Records –
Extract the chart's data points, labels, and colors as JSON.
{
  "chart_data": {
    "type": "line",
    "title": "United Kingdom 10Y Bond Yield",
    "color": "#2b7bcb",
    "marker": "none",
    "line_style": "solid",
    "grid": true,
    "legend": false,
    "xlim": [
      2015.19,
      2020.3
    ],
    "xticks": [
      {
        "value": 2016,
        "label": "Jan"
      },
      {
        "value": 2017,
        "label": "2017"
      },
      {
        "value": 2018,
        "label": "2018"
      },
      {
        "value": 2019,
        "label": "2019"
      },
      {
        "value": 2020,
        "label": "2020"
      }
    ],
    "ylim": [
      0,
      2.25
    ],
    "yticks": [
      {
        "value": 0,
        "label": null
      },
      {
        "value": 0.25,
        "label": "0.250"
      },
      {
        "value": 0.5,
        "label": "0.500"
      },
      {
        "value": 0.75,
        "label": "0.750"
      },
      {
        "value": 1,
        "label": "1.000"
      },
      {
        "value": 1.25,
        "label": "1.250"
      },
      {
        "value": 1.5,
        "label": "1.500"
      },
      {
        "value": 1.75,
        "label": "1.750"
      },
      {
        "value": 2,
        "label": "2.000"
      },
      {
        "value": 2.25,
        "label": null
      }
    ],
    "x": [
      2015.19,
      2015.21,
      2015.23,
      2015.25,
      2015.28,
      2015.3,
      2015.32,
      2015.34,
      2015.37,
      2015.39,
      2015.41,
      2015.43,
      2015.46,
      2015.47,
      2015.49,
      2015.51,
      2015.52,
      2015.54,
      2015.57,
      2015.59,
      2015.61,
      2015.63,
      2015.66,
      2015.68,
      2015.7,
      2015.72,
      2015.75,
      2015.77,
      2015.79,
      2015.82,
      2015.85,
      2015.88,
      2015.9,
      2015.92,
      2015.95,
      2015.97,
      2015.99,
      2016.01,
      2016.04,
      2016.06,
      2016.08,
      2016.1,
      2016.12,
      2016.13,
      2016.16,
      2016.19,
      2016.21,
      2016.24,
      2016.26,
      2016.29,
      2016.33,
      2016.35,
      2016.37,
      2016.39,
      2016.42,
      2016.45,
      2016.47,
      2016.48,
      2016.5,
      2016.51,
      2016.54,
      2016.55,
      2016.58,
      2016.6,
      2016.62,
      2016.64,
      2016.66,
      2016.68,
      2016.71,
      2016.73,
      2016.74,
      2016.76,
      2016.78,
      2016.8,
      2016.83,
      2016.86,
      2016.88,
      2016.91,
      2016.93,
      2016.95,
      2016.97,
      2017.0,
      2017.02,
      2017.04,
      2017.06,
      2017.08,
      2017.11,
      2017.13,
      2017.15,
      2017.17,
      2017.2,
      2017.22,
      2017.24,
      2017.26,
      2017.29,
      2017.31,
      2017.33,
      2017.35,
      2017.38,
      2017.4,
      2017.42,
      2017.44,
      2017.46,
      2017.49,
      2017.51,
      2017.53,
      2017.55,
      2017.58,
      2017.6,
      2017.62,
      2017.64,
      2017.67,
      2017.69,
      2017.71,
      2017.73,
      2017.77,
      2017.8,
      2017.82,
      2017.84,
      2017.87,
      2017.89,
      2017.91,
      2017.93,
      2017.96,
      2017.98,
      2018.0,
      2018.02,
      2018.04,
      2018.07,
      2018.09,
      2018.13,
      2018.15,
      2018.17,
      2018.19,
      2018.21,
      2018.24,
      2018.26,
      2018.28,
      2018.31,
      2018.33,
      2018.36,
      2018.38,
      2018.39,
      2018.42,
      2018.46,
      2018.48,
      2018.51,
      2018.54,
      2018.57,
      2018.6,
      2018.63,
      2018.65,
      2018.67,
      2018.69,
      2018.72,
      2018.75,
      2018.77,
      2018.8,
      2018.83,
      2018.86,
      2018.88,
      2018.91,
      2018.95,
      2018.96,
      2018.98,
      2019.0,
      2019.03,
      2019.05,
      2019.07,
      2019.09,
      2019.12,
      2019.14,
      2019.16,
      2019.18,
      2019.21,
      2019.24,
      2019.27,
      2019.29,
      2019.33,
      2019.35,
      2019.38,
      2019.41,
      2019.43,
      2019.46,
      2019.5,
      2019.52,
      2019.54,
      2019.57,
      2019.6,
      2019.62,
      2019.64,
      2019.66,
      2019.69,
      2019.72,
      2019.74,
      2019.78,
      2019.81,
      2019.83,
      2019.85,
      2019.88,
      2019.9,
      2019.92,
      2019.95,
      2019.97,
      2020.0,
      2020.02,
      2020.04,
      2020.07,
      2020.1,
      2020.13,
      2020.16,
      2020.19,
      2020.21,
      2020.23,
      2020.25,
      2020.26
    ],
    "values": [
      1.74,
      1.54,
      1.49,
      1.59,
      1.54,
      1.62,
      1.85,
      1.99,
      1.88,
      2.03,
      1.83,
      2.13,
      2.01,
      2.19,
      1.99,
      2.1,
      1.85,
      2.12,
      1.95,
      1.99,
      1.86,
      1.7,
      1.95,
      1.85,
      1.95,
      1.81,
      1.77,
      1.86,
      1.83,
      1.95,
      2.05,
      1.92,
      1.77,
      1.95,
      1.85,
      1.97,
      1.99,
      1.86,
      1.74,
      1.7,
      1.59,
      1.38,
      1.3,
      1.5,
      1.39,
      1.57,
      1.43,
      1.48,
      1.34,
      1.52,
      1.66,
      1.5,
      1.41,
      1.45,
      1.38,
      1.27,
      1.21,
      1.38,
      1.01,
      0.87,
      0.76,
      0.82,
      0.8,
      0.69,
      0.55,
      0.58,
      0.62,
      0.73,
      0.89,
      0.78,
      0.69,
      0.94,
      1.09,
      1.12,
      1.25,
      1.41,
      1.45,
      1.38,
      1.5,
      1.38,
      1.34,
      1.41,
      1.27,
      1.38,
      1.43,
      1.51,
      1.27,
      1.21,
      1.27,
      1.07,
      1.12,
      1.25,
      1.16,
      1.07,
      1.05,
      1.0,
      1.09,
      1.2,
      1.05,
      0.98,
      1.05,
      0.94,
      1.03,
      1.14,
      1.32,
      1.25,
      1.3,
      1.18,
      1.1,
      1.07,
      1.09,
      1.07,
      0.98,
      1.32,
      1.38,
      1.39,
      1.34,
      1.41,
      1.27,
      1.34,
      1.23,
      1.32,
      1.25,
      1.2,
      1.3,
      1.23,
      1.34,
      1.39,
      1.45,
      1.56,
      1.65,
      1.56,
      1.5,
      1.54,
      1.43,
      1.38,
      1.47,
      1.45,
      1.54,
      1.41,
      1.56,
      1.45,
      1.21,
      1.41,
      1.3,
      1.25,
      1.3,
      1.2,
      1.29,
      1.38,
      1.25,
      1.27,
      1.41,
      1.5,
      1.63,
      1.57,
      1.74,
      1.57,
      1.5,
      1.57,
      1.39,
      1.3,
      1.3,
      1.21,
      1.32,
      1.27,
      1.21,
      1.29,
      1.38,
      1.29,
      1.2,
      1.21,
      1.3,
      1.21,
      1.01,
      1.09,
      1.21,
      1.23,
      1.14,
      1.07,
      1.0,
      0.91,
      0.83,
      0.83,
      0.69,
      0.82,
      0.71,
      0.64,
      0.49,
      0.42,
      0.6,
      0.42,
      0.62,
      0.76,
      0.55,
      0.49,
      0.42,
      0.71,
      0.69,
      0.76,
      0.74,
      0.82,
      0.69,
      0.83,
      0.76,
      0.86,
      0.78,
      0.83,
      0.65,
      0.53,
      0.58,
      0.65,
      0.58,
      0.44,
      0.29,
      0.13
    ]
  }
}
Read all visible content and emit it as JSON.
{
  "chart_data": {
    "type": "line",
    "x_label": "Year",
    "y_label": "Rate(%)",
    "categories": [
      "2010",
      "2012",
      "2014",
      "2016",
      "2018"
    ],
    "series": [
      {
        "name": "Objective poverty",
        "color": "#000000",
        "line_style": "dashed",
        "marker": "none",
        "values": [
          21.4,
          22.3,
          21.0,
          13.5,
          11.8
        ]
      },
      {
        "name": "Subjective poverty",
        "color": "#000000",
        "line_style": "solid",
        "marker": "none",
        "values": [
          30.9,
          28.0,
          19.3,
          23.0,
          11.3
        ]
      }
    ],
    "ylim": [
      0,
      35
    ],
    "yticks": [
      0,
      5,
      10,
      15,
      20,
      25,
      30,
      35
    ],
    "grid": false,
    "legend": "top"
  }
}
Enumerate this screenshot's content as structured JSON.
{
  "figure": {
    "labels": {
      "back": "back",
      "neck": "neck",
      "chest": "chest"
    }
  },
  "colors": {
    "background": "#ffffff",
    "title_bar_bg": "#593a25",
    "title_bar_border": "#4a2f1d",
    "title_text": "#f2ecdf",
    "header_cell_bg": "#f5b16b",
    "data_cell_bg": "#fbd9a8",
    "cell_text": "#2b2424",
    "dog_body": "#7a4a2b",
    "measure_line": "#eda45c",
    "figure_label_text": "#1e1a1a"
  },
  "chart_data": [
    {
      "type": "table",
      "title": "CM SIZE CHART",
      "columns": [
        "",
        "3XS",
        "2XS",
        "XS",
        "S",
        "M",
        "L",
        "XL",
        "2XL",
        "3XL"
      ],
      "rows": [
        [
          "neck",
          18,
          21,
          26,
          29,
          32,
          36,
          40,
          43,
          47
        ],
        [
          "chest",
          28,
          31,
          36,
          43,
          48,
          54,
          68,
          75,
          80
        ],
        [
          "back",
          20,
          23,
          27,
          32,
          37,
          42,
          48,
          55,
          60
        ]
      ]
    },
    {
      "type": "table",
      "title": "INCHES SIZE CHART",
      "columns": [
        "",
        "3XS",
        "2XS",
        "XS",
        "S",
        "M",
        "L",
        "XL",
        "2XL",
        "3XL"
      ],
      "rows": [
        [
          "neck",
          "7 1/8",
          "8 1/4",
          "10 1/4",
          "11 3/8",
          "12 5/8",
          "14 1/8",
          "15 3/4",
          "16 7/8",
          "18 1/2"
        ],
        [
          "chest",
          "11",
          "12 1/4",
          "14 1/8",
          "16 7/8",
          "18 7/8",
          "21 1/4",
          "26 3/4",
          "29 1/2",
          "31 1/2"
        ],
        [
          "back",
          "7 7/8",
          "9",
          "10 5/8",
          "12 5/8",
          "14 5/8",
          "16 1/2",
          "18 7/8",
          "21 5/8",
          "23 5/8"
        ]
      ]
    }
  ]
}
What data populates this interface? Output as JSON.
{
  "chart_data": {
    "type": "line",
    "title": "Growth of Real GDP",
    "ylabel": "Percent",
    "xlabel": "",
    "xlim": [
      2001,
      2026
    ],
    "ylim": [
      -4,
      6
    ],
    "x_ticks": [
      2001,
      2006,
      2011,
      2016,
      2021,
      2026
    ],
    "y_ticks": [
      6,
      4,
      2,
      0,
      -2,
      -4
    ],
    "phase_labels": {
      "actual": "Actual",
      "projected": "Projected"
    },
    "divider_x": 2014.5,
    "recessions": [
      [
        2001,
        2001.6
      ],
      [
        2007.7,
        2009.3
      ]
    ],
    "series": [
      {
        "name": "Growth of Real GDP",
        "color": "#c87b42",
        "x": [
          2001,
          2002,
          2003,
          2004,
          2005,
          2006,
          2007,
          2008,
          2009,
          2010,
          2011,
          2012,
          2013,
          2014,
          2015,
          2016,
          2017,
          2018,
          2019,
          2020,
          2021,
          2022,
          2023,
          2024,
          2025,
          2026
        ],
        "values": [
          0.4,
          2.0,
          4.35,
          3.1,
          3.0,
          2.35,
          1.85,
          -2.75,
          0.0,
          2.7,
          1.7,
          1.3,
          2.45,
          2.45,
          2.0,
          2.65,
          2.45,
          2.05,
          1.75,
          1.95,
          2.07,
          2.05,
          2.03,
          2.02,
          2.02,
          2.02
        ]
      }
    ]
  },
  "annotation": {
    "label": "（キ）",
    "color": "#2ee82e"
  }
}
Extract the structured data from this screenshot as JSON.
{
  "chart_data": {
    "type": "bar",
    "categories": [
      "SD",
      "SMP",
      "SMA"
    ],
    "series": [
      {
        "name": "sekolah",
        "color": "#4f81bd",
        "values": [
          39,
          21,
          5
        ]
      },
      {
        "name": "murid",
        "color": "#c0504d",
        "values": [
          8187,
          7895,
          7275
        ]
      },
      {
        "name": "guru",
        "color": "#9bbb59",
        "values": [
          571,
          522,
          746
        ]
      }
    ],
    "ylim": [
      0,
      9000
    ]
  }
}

GIVEN TASK –
Copy out each line of the listing that holds "screenshot".

EXPECTED ANSWER –
Enumerate this screenshot's content as structured JSON.
Extract the structured data from this screenshot as JSON.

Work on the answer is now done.